▶ [Extrait fourni]:
Comme on le sait, l'article 23 constitue la base du contrôle de la situation familiale des chômeurs et plus particulièrement encore des visites effectuées au domicile des chômeurs.
Cette disposition a été rétablie par la loi du 7 avril 1999 et elle contient depuis lors la procédure à suivre par les agents de l'ONEM pour vérifier la situation familiale des chômeurs et ainsi la conformité de la situation réelle à la déclaration faite lors de la demande d'allocations de chômage. Dans sa rédaction actuelle, l'article 23 permet à l'ONEM d'obtenir du président du tribunal du travail l'autorisation d'effectuer une visite domiciliaire non consentie par le chômeur.
L'article 23 doit donc, selon la ministre, être modifié car, en tant que ministre de l'Égalité des chances, elle est très sensible à l'équité qui doit régir les rapports entre les personnes, entre les citoyens et entre les assurés sociaux. Elle juge indispensable de mettre au point une procédure administrative qui respecte les droits fondamentaux de l'assuré social et permette simultanément à l'administration d'exécuter des contrôles efficaces.
Le texte adopté par la Chambre concilie le principe fondamental du respect de la vie privée et la nécessité justifiée de mener des contrôles portant sur la situation familiale des bénéficiaires d'allocations de chômage.

▶ [Série de tâches]:
[a] Selon l'extrait sur l'article 23, quelle loi a rétabli cette disposition ?
[b] Dans le texte sur le contrôle des chômeurs, entre qui l'équité doit-elle régir les rapports, selon la ministre ? Citez tous les groupes mentionnés.
[c] Pourriez-vous écrire la suite du texte sur l'article 23 et le contrôle de la situation familiale des chômeurs, en reprenant après sa dernière phrase ?

▶ [Lignes de données]:
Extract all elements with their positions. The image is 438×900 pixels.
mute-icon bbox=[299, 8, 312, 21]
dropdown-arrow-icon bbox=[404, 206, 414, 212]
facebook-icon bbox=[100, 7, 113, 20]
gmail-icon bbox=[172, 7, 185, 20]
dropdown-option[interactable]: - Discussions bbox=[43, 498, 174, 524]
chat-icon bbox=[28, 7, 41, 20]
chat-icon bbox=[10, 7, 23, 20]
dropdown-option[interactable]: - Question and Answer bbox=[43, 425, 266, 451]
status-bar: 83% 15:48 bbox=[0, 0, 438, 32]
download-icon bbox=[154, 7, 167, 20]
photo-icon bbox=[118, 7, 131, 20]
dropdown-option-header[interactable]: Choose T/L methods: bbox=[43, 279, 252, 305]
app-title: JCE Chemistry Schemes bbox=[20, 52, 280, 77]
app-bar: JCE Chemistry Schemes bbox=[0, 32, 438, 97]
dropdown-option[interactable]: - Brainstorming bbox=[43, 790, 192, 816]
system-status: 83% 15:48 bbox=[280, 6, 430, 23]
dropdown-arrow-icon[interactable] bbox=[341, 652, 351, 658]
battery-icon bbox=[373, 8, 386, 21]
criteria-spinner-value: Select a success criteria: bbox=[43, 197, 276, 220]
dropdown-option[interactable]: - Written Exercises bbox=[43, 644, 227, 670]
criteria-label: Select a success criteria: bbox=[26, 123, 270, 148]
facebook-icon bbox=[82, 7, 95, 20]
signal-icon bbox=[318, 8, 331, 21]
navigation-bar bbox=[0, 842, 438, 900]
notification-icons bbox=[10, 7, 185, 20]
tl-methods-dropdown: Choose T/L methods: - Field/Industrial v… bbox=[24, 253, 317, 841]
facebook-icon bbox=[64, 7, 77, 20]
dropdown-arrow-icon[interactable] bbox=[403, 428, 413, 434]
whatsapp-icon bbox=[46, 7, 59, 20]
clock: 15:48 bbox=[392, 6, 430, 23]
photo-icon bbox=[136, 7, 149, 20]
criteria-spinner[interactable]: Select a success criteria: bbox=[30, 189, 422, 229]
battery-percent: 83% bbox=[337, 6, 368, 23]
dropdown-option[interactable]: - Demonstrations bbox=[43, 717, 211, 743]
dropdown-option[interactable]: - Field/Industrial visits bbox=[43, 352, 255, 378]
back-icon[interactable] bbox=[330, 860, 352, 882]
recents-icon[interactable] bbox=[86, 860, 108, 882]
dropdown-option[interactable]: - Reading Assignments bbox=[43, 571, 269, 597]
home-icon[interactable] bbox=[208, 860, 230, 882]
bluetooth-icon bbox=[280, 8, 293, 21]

▶ [En réponse]:
[a] La loi du 7 avril 1999.

[b] Entre les personnes, entre les citoyens et entre les assurés sociaux.

[c]
Ce texte répond aussi à deux exigences : éviter des abus et parfaire l'information. Pour atteindre ces objectifs, il est proposé l'intervention ou la présence d'un tiers aux côtés du chômeur, un avocat ou un délégué syndical, et ce, aux deux moments clef de la procédure : lors de la première audition et lors de la visite domiciliaire.
Le recours à la visite forcée est abandonné pour deux raisons, car il n'est pas nécessaire (l'administration de l'ONEM dispose de suffisamment d'éléments pour statuer et de plus, il appartient au chômeur de fournir les preuves suffisantes qui viendront conforter sa déclaration sur l'honneur) et il n'est pas efficace (plusieurs demandes adressées au président du tribunal du travail ont été rejetées pour irrecevabilité).
Le projet de loi peut se résumer de la manière suivante, il vise à :
harmoniser le texte existant par l'utilisation d'une même notion; ainsi, il est proposé de remplacer le mot « entretien » par le mot « audition » et faire aussi application de la loi du 12 mars 1998 relative à l'amélioration de la procédure pénale au stade de l'information et de l'instruction (loi dit Franchimont);
autoriser la présence d'un avocat ou d'un délégué syndical lors de la première audition et lors de la visite des locaux;
abroger le recours au président du tribunal et ainsi le recours à la visite domiciliaire forcée;
inscrire dans l'article 23 le recours possible aux médiateurs fédéraux conformément à la loi du 22 mars 1995 instaurant des médiateurs fédéraux.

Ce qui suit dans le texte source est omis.